---------- Material

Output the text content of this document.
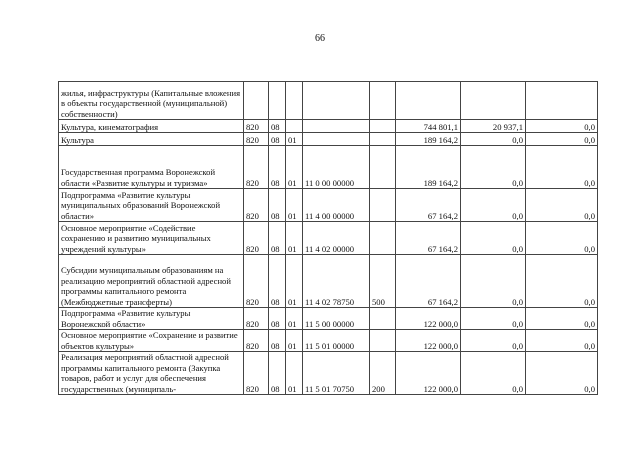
66
жилья, инфраструктуры (Капитальные вложения в объекты государственной (муниципальной) собственности)								
Культура, кинематография	820	08				744 801,1	20 937,1	0,0
Культура	820	08	01			189 164,2	0,0	0,0
Государственная программа Воронежской области «Развитие культуры и туризма»	820	08	01	11 0 00 00000		189 164,2	0,0	0,0
Подпрограмма «Развитие культуры муниципальных образований Воронежской области»	820	08	01	11 4 00 00000		67 164,2	0,0	0,0
Основное мероприятие «Содействие сохранению и развитию муниципальных учреждений культуры»	820	08	01	11 4 02 00000		67 164,2	0,0	0,0
Субсидии муниципальным образованиям на реализацию мероприятий областной адресной программы капитального ремонта (Межбюджетные трансферты)	820	08	01	11 4 02 78750	500	67 164,2	0,0	0,0
Подпрограмма «Развитие культуры Воронежской области»	820	08	01	11 5 00 00000		122 000,0	0,0	0,0
Основное мероприятие «Сохранение и развитие объектов культуры»	820	08	01	11 5 01 00000		122 000,0	0,0	0,0
Реализация мероприятий областной адресной программы капитального ремонта (Закупка товаров, работ и услуг для обеспечения государственных (муниципаль-	820	08	01	11 5 01 70750	200	122 000,0	0,0	0,0
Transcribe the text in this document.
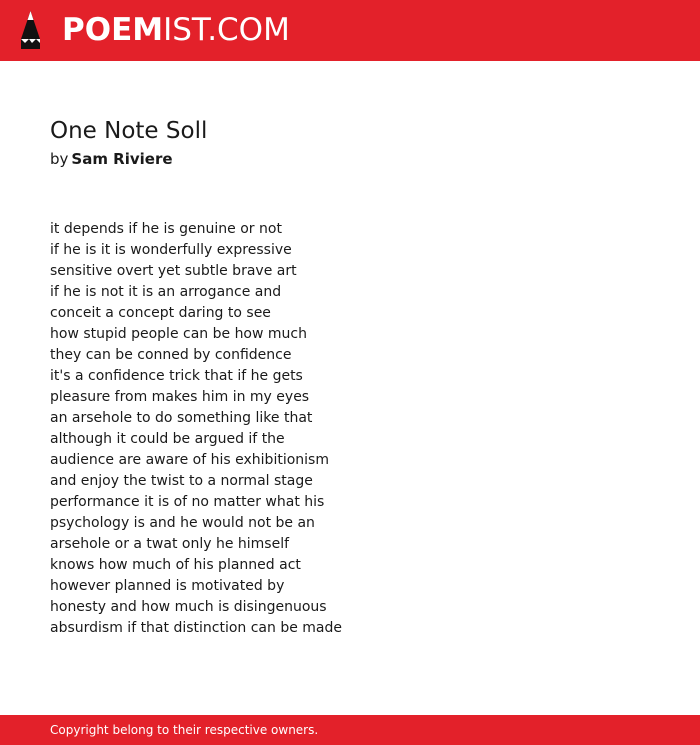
POEMIST.COM
One Note Soll
by Sam Riviere
it depends if he is genuine or not
if he is it is wonderfully expressive
sensitive overt yet subtle brave art
if he is not it is an arrogance and
conceit a concept daring to see
how stupid people can be how much
they can be conned by confidence
it's a confidence trick that if he gets
pleasure from makes him in my eyes
an arsehole to do something like that
although it could be argued if the
audience are aware of his exhibitionism
and enjoy the twist to a normal stage
performance it is of no matter what his
psychology is and he would not be an
arsehole or a twat only he himself
knows how much of his planned act
however planned is motivated by
honesty and how much is disingenuous
absurdism if that distinction can be made
Copyright belong to their respective owners.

--------------------

Short exercise:
Look through the data and show every line containing "адресной".

The answer:
Субсидии муниципальным образованиям на реализацию мероприятий областной адресной программы капитального ремонта (Межбюджетные трансферты)	820	08	01	11 4 02 78750	500	67 164,2	0,0	0,0
Реализация мероприятий областной адресной программы капитального ремонта (Закупка товаров, работ и услуг для обеспечения государственных (муниципаль-	820	08	01	11 5 01 70750	200	122 000,0	0,0	0,0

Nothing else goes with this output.